Given exercise =>
Repeat each entry in full, exactly.

Chart and figure data:
#####

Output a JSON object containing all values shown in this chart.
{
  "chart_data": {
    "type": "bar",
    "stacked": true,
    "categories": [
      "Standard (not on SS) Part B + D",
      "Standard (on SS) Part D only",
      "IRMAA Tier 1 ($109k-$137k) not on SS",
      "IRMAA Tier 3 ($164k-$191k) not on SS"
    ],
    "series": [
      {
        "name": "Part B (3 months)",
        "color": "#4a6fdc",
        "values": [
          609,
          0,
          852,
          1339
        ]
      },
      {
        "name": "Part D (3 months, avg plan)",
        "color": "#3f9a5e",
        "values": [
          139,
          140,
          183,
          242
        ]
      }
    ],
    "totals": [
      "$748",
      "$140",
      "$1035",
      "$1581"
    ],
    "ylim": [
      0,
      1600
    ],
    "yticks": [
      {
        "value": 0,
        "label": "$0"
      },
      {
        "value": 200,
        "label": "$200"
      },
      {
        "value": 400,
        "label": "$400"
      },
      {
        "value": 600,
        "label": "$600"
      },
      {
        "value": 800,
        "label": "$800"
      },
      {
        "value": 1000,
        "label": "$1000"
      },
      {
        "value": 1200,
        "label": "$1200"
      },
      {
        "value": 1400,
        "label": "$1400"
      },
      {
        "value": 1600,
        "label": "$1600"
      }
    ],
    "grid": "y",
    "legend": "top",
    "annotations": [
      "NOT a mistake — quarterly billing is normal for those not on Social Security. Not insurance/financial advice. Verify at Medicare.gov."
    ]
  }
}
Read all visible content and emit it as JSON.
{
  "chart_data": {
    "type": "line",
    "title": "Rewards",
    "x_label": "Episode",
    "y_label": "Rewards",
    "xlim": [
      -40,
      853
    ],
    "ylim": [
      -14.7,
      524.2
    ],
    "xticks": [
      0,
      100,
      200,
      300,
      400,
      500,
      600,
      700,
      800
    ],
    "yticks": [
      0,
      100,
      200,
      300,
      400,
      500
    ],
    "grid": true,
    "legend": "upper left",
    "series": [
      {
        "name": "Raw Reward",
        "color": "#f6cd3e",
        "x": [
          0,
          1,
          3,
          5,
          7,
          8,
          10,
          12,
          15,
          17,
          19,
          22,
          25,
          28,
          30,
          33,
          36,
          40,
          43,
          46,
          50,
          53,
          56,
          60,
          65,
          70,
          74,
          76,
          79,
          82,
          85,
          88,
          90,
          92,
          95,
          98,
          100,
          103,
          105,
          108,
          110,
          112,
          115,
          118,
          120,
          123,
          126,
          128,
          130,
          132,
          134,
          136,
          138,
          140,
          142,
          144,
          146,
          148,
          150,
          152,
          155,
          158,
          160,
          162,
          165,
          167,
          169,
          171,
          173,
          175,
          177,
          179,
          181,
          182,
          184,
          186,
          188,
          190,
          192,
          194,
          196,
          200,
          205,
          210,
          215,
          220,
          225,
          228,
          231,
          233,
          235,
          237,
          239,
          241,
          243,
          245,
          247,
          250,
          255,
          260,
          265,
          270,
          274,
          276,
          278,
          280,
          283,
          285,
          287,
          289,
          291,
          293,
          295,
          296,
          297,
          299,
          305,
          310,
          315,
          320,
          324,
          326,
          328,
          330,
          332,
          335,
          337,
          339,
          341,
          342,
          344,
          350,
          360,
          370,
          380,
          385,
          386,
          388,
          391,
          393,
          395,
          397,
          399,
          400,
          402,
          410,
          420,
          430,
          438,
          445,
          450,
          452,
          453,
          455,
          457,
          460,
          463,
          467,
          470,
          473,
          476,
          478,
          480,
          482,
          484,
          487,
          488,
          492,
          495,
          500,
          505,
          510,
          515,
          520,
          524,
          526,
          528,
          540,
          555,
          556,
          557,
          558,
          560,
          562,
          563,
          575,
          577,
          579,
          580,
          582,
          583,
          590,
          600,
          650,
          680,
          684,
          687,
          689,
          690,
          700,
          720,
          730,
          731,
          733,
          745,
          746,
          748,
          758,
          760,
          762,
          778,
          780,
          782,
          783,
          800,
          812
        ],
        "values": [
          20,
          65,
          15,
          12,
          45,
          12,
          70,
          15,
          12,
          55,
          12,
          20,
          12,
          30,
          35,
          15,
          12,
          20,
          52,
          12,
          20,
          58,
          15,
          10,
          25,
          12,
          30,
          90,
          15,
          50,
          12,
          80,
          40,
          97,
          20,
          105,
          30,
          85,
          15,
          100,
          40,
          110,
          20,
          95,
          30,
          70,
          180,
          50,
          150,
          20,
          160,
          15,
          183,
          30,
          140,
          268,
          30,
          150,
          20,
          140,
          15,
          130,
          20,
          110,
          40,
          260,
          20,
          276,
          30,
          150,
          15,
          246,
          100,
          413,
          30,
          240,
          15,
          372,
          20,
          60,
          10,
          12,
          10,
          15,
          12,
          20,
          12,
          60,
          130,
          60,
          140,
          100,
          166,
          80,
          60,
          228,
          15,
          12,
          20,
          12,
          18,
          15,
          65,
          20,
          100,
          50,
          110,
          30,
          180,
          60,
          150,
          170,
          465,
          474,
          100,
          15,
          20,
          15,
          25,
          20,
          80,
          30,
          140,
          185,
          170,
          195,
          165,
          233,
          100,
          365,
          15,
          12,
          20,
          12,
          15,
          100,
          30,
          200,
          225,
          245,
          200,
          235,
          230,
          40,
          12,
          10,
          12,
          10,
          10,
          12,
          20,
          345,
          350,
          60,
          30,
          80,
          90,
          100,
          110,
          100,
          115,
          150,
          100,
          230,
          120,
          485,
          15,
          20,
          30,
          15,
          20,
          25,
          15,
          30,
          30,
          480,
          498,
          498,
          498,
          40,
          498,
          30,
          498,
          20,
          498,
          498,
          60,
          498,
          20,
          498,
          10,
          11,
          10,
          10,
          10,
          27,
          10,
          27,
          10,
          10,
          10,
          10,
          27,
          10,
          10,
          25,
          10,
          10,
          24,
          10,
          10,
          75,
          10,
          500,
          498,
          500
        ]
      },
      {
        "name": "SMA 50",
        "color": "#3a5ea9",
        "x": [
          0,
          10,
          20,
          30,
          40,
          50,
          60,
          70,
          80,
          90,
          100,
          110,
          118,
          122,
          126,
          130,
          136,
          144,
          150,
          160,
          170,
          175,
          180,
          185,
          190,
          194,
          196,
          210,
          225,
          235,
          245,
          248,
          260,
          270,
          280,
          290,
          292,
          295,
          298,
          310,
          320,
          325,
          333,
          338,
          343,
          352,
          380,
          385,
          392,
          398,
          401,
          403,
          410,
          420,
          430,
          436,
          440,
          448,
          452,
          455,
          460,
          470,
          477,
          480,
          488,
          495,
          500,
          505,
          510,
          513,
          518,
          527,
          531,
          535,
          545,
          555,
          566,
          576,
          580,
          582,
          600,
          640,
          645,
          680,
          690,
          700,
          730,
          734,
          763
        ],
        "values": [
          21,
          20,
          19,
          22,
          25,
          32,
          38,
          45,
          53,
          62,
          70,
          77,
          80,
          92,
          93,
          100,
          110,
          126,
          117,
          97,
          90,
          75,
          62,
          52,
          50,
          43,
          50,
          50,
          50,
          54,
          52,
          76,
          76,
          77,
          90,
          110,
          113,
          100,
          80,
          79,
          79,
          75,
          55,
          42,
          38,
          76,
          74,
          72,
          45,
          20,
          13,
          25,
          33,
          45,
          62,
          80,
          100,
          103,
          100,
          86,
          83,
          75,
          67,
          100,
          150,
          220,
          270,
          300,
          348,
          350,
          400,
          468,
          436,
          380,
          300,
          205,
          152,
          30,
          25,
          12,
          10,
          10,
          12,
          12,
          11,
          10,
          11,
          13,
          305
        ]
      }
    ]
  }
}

#####

Reply =>
Output a JSON object containing all values shown in this chart.
{
  "chart_data": {
    "type": "bar",
    "stacked": true,
    "categories": [
      "Standard (not on SS) Part B + D",
      "Standard (on SS) Part D only",
      "IRMAA Tier 1 ($109k-$137k) not on SS",
      "IRMAA Tier 3 ($164k-$191k) not on SS"
    ],
    "series": [
      {
        "name": "Part B (3 months)",
        "color": "#4a6fdc",
        "values": [
          609,
          0,
          852,
          1339
        ]
      },
      {
        "name": "Part D (3 months, avg plan)",
        "color": "#3f9a5e",
        "values": [
          139,
          140,
          183,
          242
        ]
      }
    ],
    "totals": [
      "$748",
      "$140",
      "$1035",
      "$1581"
    ],
    "ylim": [
      0,
      1600
    ],
    "yticks": [
      {
        "value": 0,
        "label": "$0"
      },
      {
        "value": 200,
        "label": "$200"
      },
      {
        "value": 400,
        "label": "$400"
      },
      {
        "value": 600,
        "label": "$600"
      },
      {
        "value": 800,
        "label": "$800"
      },
      {
        "value": 1000,
        "label": "$1000"
      },
      {
        "value": 1200,
        "label": "$1200"
      },
      {
        "value": 1400,
        "label": "$1400"
      },
      {
        "value": 1600,
        "label": "$1600"
      }
    ],
    "grid": "y",
    "legend": "top",
    "annotations": [
      "NOT a mistake — quarterly billing is normal for those not on Social Security. Not insurance/financial advice. Verify at Medicare.gov."
    ]
  }
}
Read all visible content and emit it as JSON.
{
  "chart_data": {
    "type": "line",
    "title": "Rewards",
    "x_label": "Episode",
    "y_label": "Rewards",
    "xlim": [
      -40,
      853
    ],
    "ylim": [
      -14.7,
      524.2
    ],
    "xticks": [
      0,
      100,
      200,
      300,
      400,
      500,
      600,
      700,
      800
    ],
    "yticks": [
      0,
      100,
      200,
      300,
      400,
      500
    ],
    "grid": true,
    "legend": "upper left",
    "series": [
      {
        "name": "Raw Reward",
        "color": "#f6cd3e",
        "x": [
          0,
          1,
          3,
          5,
          7,
          8,
          10,
          12,
          15,
          17,
          19,
          22,
          25,
          28,
          30,
          33,
          36,
          40,
          43,
          46,
          50,
          53,
          56,
          60,
          65,
          70,
          74,
          76,
          79,
          82,
          85,
          88,
          90,
          92,
          95,
          98,
          100,
          103,
          105,
          108,
          110,
          112,
          115,
          118,
          120,
          123,
          126,
          128,
          130,
          132,
          134,
          136,
          138,
          140,
          142,
          144,
          146,
          148,
          150,
          152,
          155,
          158,
          160,
          162,
          165,
          167,
          169,
          171,
          173,
          175,
          177,
          179,
          181,
          182,
          184,
          186,
          188,
          190,
          192,
          194,
          196,
          200,
          205,
          210,
          215,
          220,
          225,
          228,
          231,
          233,
          235,
          237,
          239,
          241,
          243,
          245,
          247,
          250,
          255,
          260,
          265,
          270,
          274,
          276,
          278,
          280,
          283,
          285,
          287,
          289,
          291,
          293,
          295,
          296,
          297,
          299,
          305,
          310,
          315,
          320,
          324,
          326,
          328,
          330,
          332,
          335,
          337,
          339,
          341,
          342,
          344,
          350,
          360,
          370,
          380,
          385,
          386,
          388,
          391,
          393,
          395,
          397,
          399,
          400,
          402,
          410,
          420,
          430,
          438,
          445,
          450,
          452,
          453,
          455,
          457,
          460,
          463,
          467,
          470,
          473,
          476,
          478,
          480,
          482,
          484,
          487,
          488,
          492,
          495,
          500,
          505,
          510,
          515,
          520,
          524,
          526,
          528,
          540,
          555,
          556,
          557,
          558,
          560,
          562,
          563,
          575,
          577,
          579,
          580,
          582,
          583,
          590,
          600,
          650,
          680,
          684,
          687,
          689,
          690,
          700,
          720,
          730,
          731,
          733,
          745,
          746,
          748,
          758,
          760,
          762,
          778,
          780,
          782,
          783,
          800,
          812
        ],
        "values": [
          20,
          65,
          15,
          12,
          45,
          12,
          70,
          15,
          12,
          55,
          12,
          20,
          12,
          30,
          35,
          15,
          12,
          20,
          52,
          12,
          20,
          58,
          15,
          10,
          25,
          12,
          30,
          90,
          15,
          50,
          12,
          80,
          40,
          97,
          20,
          105,
          30,
          85,
          15,
          100,
          40,
          110,
          20,
          95,
          30,
          70,
          180,
          50,
          150,
          20,
          160,
          15,
          183,
          30,
          140,
          268,
          30,
          150,
          20,
          140,
          15,
          130,
          20,
          110,
          40,
          260,
          20,
          276,
          30,
          150,
          15,
          246,
          100,
          413,
          30,
          240,
          15,
          372,
          20,
          60,
          10,
          12,
          10,
          15,
          12,
          20,
          12,
          60,
          130,
          60,
          140,
          100,
          166,
          80,
          60,
          228,
          15,
          12,
          20,
          12,
          18,
          15,
          65,
          20,
          100,
          50,
          110,
          30,
          180,
          60,
          150,
          170,
          465,
          474,
          100,
          15,
          20,
          15,
          25,
          20,
          80,
          30,
          140,
          185,
          170,
          195,
          165,
          233,
          100,
          365,
          15,
          12,
          20,
          12,
          15,
          100,
          30,
          200,
          225,
          245,
          200,
          235,
          230,
          40,
          12,
          10,
          12,
          10,
          10,
          12,
          20,
          345,
          350,
          60,
          30,
          80,
          90,
          100,
          110,
          100,
          115,
          150,
          100,
          230,
          120,
          485,
          15,
          20,
          30,
          15,
          20,
          25,
          15,
          30,
          30,
          480,
          498,
          498,
          498,
          40,
          498,
          30,
          498,
          20,
          498,
          498,
          60,
          498,
          20,
          498,
          10,
          11,
          10,
          10,
          10,
          27,
          10,
          27,
          10,
          10,
          10,
          10,
          27,
          10,
          10,
          25,
          10,
          10,
          24,
          10,
          10,
          75,
          10,
          500,
          498,
          500
        ]
      },
      {
        "name": "SMA 50",
        "color": "#3a5ea9",
        "x": [
          0,
          10,
          20,
          30,
          40,
          50,
          60,
          70,
          80,
          90,
          100,
          110,
          118,
          122,
          126,
          130,
          136,
          144,
          150,
          160,
          170,
          175,
          180,
          185,
          190,
          194,
          196,
          210,
          225,
          235,
          245,
          248,
          260,
          270,
          280,
          290,
          292,
          295,
          298,
          310,
          320,
          325,
          333,
          338,
          343,
          352,
          380,
          385,
          392,
          398,
          401,
          403,
          410,
          420,
          430,
          436,
          440,
          448,
          452,
          455,
          460,
          470,
          477,
          480,
          488,
          495,
          500,
          505,
          510,
          513,
          518,
          527,
          531,
          535,
          545,
          555,
          566,
          576,
          580,
          582,
          600,
          640,
          645,
          680,
          690,
          700,
          730,
          734,
          763
        ],
        "values": [
          21,
          20,
          19,
          22,
          25,
          32,
          38,
          45,
          53,
          62,
          70,
          77,
          80,
          92,
          93,
          100,
          110,
          126,
          117,
          97,
          90,
          75,
          62,
          52,
          50,
          43,
          50,
          50,
          50,
          54,
          52,
          76,
          76,
          77,
          90,
          110,
          113,
          100,
          80,
          79,
          79,
          75,
          55,
          42,
          38,
          76,
          74,
          72,
          45,
          20,
          13,
          25,
          33,
          45,
          62,
          80,
          100,
          103,
          100,
          86,
          83,
          75,
          67,
          100,
          150,
          220,
          270,
          300,
          348,
          350,
          400,
          468,
          436,
          380,
          300,
          205,
          152,
          30,
          25,
          12,
          10,
          10,
          12,
          12,
          11,
          10,
          11,
          13,
          305
        ]
      }
    ]
  }
}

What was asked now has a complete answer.